[Start of section]

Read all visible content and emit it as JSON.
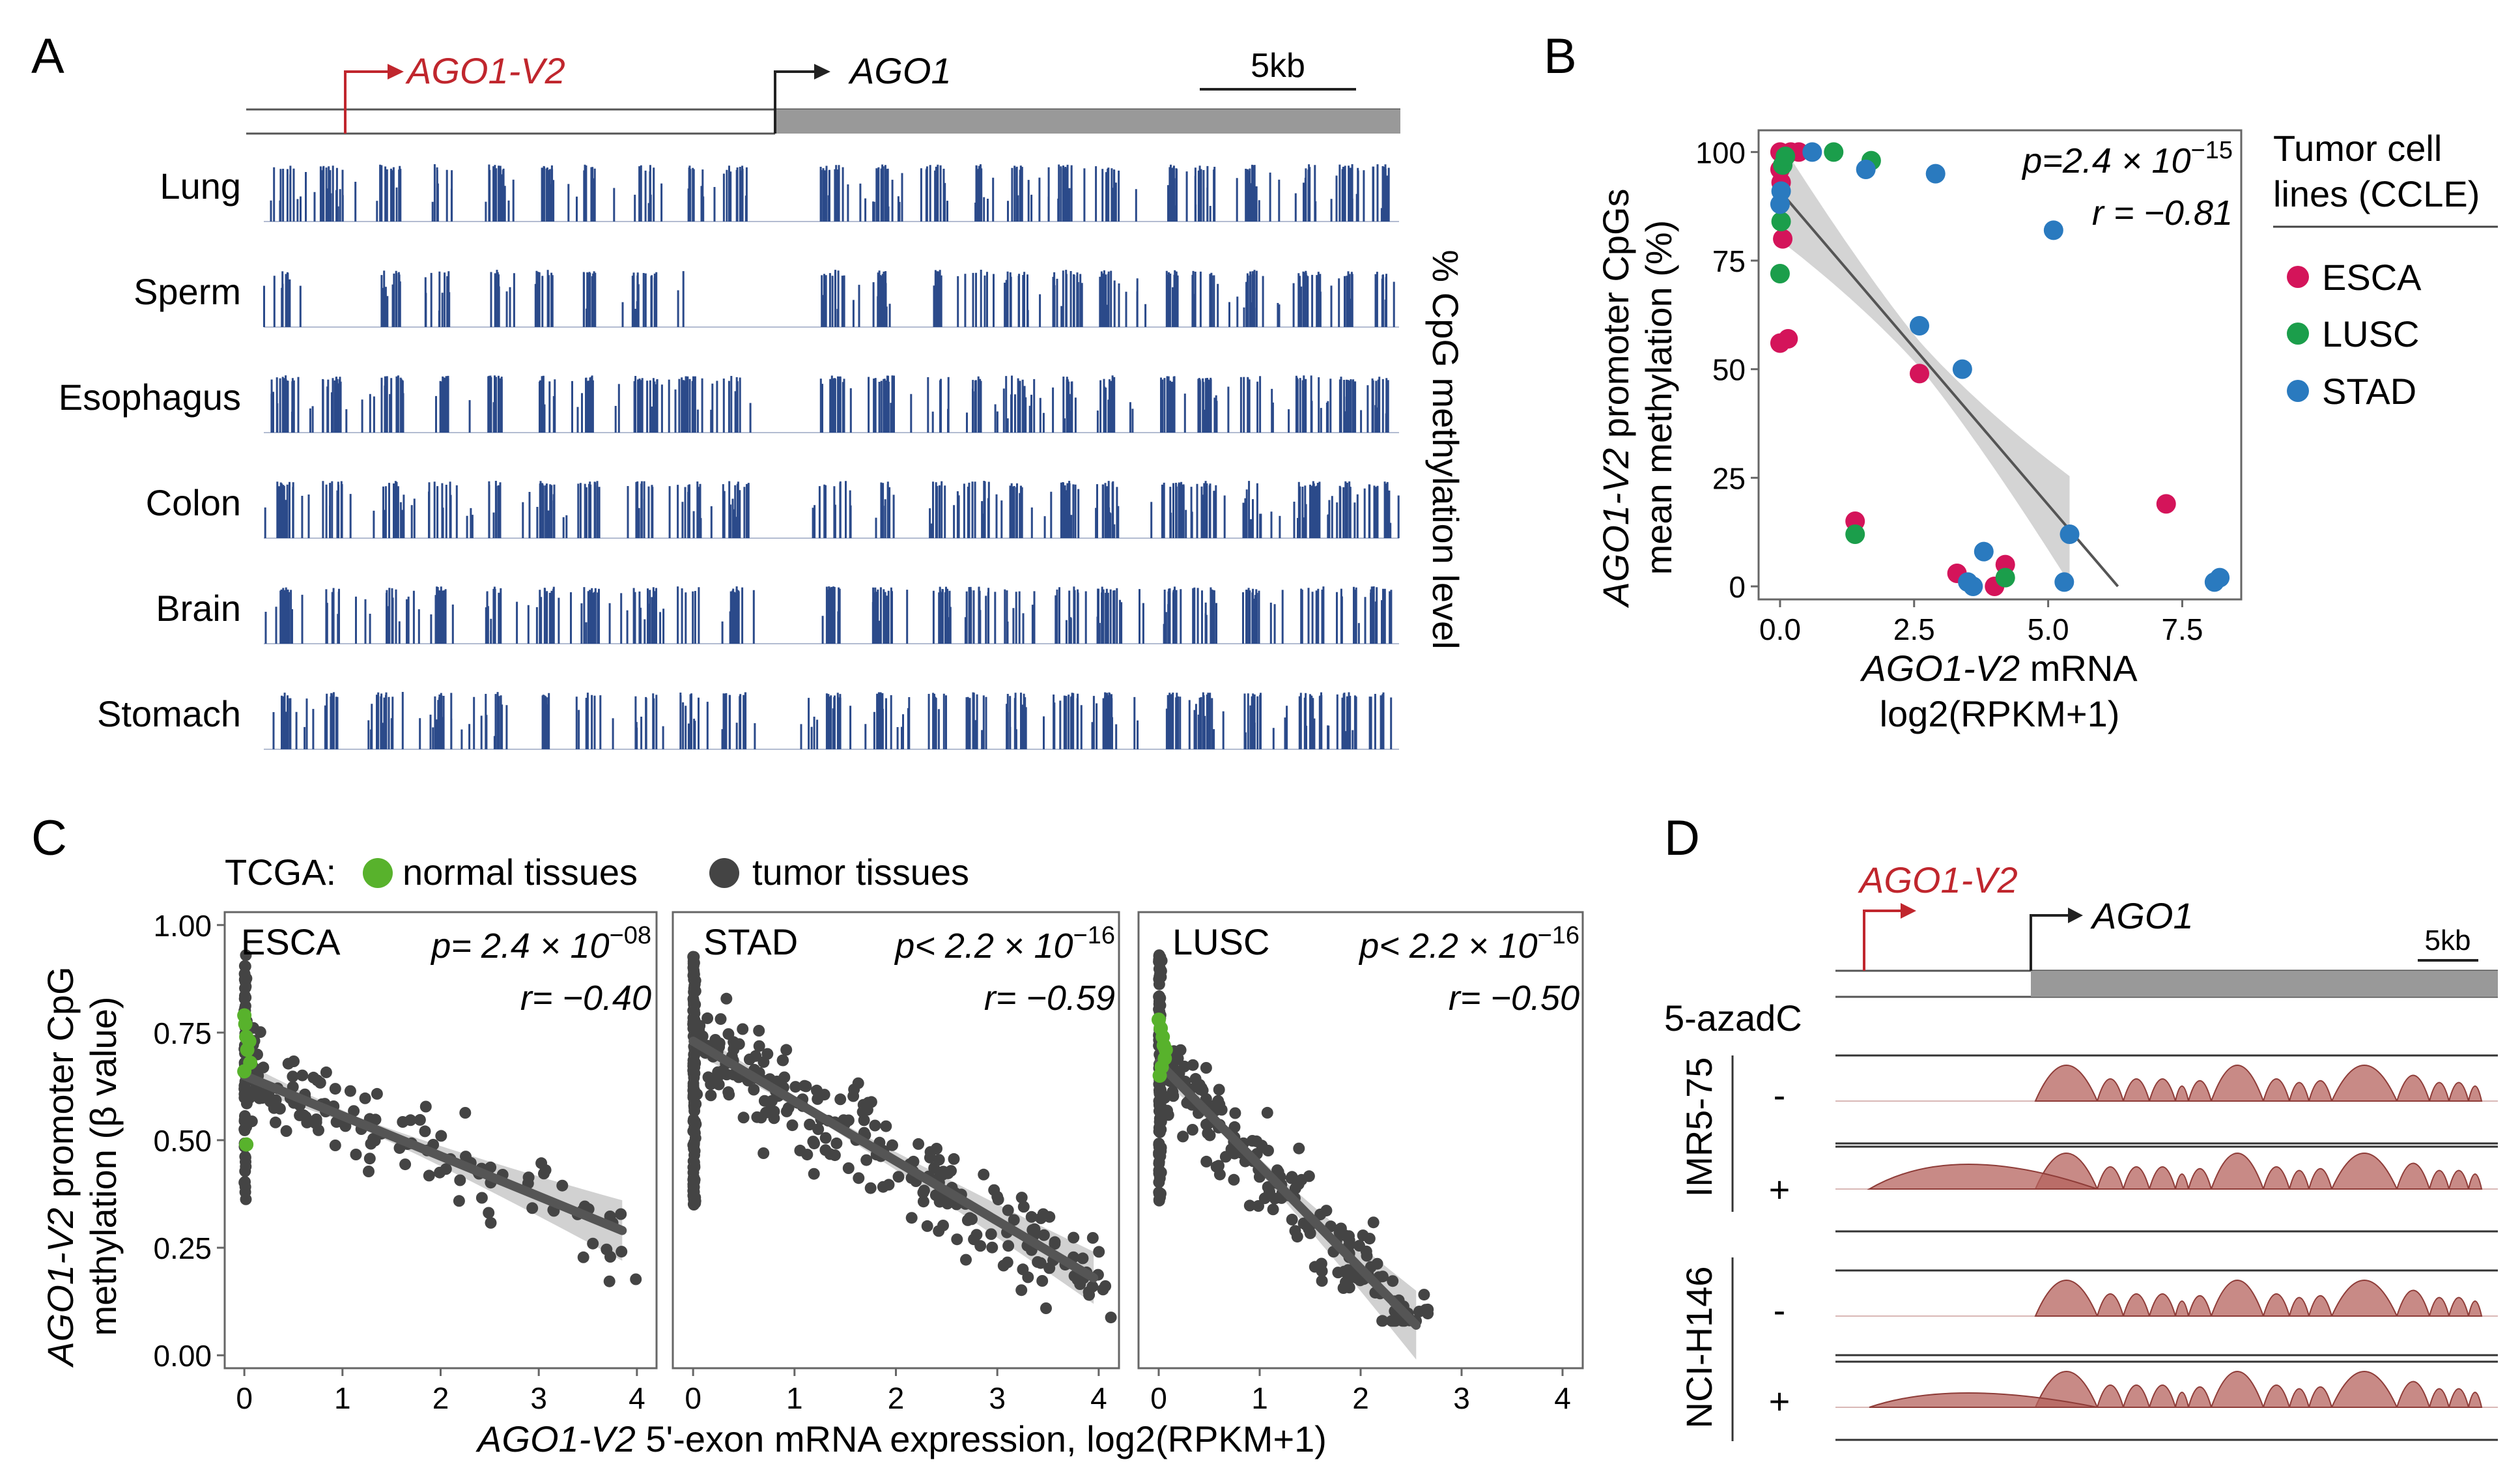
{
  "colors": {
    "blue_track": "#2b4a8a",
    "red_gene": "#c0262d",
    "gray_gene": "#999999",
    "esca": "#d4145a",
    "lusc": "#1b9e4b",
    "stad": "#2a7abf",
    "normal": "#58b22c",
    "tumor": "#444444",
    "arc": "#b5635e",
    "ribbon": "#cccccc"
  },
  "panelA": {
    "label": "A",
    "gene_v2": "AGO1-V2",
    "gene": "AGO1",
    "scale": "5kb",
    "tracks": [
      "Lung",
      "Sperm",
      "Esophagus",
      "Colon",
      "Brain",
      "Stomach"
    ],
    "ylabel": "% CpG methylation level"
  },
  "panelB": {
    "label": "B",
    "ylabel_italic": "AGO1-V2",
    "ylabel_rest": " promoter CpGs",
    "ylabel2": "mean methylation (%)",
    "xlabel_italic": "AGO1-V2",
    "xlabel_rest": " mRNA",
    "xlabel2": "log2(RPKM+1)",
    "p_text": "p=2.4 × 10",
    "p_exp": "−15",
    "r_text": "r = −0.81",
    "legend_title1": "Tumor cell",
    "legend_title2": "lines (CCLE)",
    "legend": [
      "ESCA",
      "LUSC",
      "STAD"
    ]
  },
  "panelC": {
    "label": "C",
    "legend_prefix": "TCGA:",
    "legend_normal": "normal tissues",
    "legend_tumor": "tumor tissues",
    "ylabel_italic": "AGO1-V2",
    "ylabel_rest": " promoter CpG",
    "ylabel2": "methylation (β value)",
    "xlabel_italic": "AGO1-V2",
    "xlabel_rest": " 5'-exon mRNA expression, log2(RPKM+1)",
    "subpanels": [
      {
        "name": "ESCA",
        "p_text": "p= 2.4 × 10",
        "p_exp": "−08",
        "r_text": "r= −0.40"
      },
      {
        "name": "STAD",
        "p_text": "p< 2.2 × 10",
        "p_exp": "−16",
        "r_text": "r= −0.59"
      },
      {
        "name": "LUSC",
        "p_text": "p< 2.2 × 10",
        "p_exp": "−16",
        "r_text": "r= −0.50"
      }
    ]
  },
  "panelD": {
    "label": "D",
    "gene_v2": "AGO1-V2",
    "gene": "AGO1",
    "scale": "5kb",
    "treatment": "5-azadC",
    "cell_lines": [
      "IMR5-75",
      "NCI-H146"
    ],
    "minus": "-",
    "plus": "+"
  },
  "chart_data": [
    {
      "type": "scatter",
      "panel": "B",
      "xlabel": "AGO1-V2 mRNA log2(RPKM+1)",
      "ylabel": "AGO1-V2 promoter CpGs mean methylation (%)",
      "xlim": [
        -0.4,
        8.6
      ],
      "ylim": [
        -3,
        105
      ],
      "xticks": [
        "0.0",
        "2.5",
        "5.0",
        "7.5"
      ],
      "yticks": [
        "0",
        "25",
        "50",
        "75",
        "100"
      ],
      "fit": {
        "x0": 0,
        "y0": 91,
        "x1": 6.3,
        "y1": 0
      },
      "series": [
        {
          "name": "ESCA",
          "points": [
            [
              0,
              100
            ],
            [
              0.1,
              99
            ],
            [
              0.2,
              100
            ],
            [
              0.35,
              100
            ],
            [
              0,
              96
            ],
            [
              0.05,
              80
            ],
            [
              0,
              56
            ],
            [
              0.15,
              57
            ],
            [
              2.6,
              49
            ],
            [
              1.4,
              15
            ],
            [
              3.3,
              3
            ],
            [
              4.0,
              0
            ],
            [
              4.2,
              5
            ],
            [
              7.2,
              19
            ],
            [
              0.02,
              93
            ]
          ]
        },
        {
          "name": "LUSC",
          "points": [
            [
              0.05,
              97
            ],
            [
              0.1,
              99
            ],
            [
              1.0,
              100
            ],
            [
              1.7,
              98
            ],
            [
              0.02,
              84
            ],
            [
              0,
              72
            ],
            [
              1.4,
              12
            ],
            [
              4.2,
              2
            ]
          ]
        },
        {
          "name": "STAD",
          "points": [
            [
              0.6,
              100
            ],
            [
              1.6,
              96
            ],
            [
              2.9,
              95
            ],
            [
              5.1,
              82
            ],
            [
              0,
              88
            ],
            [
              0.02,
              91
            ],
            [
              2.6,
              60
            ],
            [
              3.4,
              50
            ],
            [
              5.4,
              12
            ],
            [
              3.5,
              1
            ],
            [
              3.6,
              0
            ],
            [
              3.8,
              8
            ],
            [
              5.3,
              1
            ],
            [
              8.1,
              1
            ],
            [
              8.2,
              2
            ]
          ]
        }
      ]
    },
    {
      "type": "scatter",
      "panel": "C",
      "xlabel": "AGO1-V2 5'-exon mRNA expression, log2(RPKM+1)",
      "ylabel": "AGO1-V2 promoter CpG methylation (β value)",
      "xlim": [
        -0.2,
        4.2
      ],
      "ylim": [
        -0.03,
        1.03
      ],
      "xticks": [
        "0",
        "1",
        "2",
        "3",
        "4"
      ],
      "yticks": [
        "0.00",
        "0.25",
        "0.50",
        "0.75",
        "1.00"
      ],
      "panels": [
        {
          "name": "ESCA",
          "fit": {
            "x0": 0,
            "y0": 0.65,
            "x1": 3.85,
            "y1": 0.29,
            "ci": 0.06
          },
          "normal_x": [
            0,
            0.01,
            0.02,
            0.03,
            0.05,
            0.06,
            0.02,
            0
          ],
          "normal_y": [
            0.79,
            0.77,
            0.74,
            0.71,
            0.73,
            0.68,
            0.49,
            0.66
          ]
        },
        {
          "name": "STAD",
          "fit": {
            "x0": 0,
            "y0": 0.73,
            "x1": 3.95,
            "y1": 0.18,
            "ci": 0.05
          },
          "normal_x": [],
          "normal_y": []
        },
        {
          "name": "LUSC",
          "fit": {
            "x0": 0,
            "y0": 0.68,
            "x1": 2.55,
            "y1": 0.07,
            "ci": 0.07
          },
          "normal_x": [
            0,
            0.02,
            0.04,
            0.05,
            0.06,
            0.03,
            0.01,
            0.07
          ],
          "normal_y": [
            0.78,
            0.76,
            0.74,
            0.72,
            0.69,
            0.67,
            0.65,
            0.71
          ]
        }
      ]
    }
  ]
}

[End of section]

» **Work instructions**
Show all lines in the entries above where the word "mRNA" appears.

» **Exercise output**
    "xlabel_rest": " mRNA",
    "xlabel_rest": " 5'-exon mRNA expression, log2(RPKM+1)",
      "xlabel": "AGO1-V2 mRNA log2(RPKM+1)",
      "xlabel": "AGO1-V2 5'-exon mRNA expression, log2(RPKM+1)",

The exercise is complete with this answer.